--- begin Given entries ---

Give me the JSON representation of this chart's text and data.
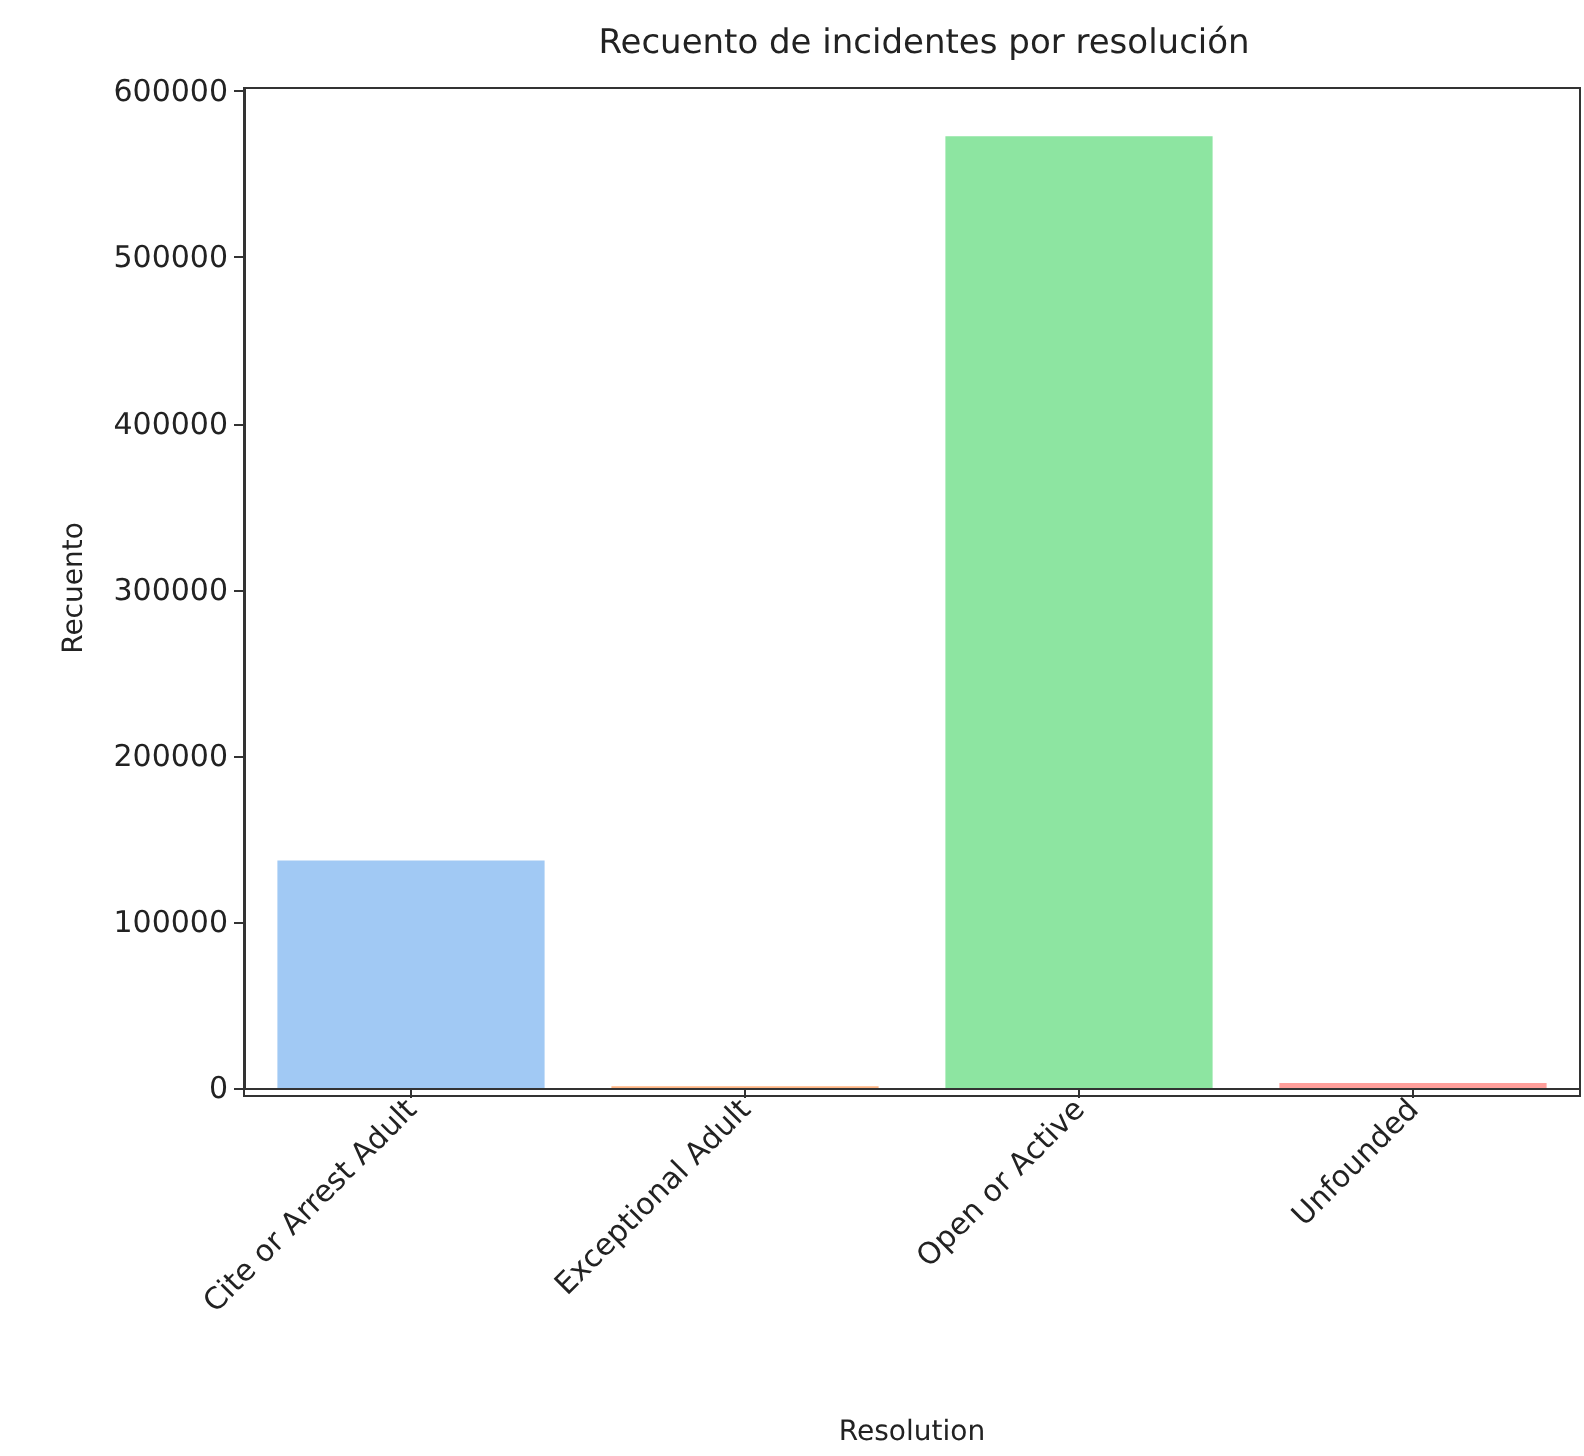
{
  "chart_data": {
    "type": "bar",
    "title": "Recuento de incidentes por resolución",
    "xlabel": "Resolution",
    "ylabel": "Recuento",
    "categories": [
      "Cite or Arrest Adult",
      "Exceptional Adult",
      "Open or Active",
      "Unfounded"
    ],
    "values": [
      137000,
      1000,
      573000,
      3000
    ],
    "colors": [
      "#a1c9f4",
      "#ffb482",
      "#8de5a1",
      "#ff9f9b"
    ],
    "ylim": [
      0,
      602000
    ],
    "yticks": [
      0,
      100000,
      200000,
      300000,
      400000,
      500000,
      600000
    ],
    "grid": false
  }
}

--- end Given entries ---
--- begin Given entries ---

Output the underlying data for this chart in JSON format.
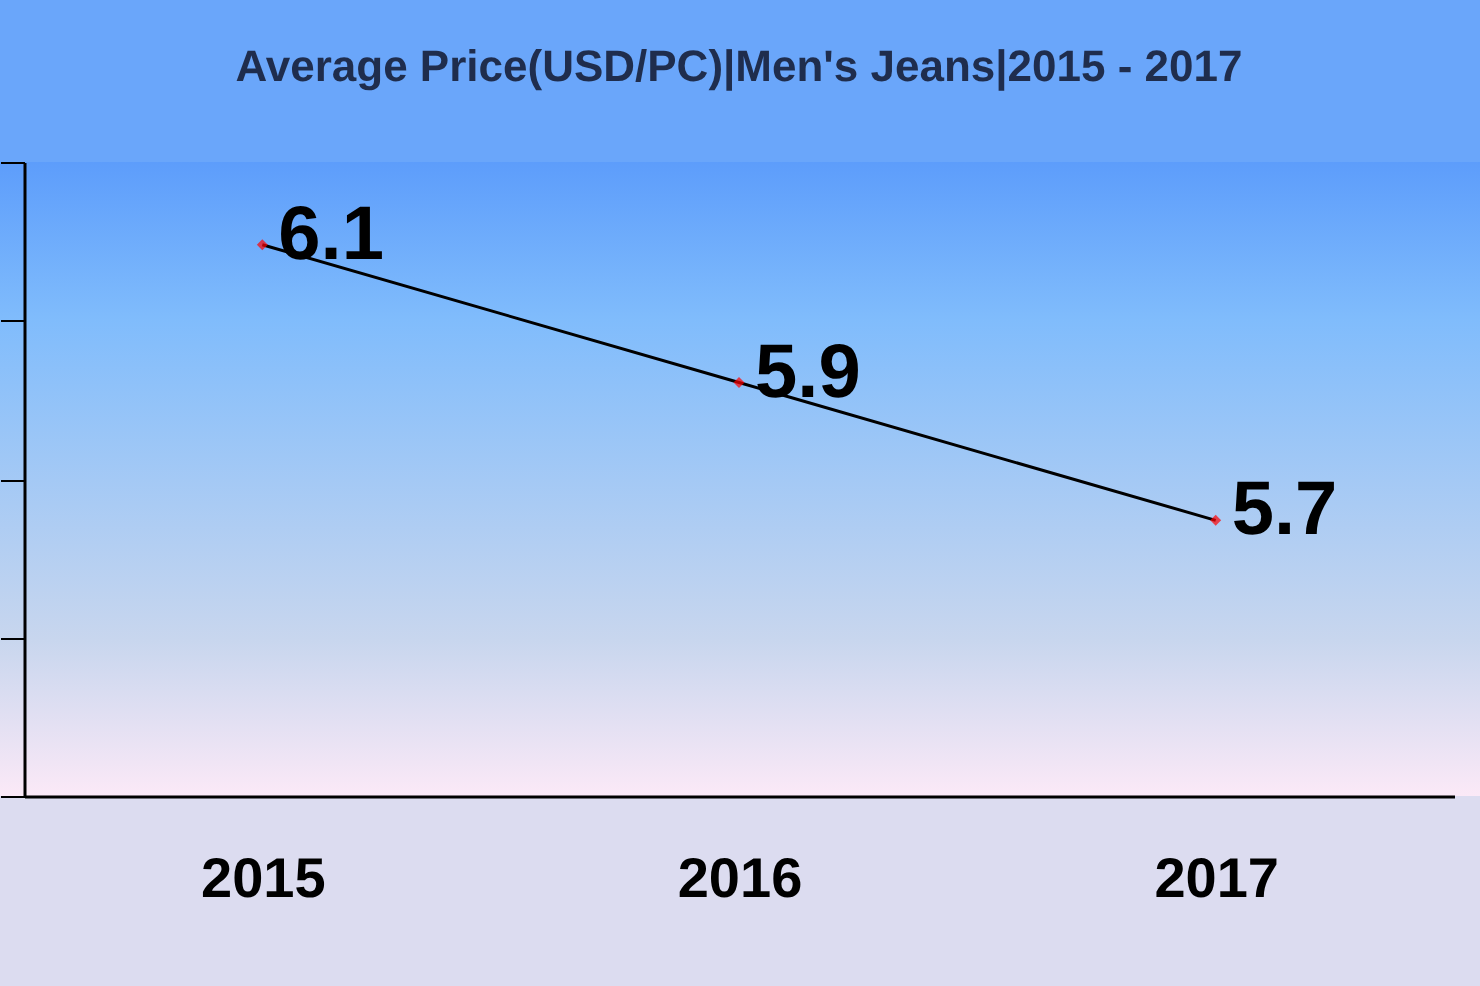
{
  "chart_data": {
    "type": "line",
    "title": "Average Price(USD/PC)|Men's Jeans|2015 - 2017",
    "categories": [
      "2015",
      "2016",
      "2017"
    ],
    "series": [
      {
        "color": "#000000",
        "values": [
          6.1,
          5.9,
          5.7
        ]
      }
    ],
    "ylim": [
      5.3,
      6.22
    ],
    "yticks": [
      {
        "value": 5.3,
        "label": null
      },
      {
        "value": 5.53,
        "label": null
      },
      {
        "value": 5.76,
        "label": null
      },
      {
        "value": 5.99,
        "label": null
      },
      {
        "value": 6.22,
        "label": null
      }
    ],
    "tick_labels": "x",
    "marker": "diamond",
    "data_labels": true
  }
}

--- end Given entries ---
--- begin Given entries ---

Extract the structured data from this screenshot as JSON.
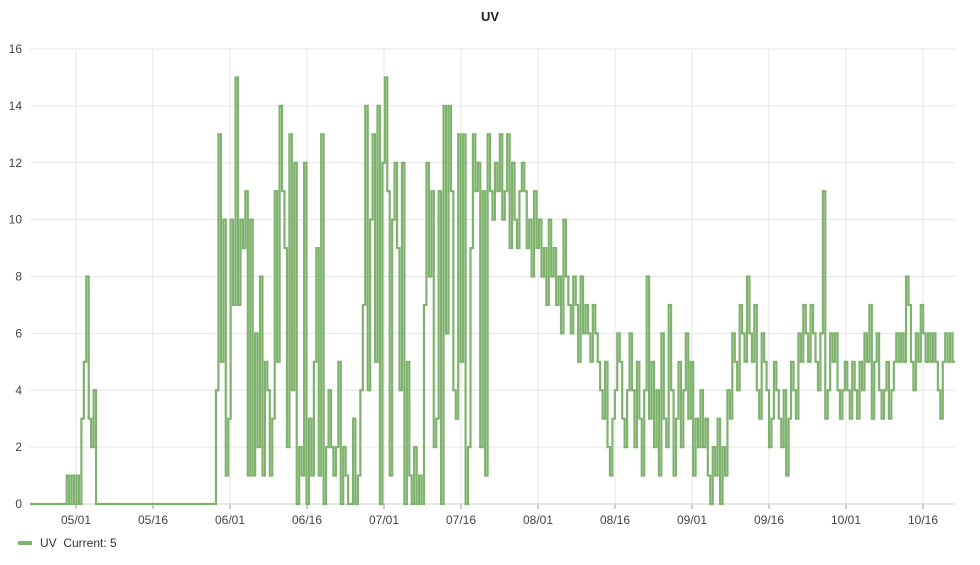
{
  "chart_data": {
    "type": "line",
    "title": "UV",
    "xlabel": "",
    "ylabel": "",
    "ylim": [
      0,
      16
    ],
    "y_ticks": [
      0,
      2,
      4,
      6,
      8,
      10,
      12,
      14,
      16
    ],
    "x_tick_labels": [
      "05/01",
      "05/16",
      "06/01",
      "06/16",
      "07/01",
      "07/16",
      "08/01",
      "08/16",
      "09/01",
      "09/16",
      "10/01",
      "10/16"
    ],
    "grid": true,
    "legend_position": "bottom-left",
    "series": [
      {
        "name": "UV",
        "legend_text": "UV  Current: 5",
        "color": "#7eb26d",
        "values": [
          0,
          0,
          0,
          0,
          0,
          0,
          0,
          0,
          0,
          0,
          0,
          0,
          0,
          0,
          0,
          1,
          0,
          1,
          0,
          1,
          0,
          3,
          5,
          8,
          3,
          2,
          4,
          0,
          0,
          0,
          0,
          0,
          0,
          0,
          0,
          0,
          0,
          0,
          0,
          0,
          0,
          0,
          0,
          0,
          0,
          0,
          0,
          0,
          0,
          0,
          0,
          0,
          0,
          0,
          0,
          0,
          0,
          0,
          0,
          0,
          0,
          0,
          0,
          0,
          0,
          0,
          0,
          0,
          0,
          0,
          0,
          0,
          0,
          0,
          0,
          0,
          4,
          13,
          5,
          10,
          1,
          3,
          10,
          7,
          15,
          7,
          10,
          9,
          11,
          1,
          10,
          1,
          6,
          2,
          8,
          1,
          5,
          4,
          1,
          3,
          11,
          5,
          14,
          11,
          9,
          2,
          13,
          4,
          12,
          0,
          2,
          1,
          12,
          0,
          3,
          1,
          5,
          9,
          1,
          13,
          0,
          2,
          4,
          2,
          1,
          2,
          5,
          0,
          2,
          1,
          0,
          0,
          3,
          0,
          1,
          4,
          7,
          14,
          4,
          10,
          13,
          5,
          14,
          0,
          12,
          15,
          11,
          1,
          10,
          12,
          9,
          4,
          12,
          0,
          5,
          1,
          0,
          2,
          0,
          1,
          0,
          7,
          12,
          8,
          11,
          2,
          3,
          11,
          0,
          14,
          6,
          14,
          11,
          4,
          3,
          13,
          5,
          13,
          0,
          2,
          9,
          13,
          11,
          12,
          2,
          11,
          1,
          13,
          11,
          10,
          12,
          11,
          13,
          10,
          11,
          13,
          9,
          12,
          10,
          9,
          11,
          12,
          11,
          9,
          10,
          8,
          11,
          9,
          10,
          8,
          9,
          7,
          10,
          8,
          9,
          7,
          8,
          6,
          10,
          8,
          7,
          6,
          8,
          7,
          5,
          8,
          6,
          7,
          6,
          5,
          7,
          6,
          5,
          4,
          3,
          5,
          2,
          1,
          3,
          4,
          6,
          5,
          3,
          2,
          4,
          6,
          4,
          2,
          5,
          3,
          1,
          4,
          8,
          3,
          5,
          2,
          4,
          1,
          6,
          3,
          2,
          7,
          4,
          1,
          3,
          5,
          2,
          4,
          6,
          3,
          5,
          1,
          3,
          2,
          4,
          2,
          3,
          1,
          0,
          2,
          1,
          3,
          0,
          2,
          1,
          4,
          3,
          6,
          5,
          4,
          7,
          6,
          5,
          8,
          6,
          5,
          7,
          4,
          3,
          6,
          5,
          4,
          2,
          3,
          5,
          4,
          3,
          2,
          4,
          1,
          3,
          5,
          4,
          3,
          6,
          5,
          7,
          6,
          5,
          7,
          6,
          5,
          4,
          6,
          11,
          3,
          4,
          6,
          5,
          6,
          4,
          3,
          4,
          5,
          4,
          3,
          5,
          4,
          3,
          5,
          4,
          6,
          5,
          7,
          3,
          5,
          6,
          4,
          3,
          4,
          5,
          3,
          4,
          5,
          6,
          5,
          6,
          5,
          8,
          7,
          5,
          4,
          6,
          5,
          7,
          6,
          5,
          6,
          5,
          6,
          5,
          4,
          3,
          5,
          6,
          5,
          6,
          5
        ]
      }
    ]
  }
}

--- end Given entries ---

Go through the entries and return each line where the word "Recuento" appears.

- Result
    "title": "Recuento de incidentes por resolución",
    "ylabel": "Recuento",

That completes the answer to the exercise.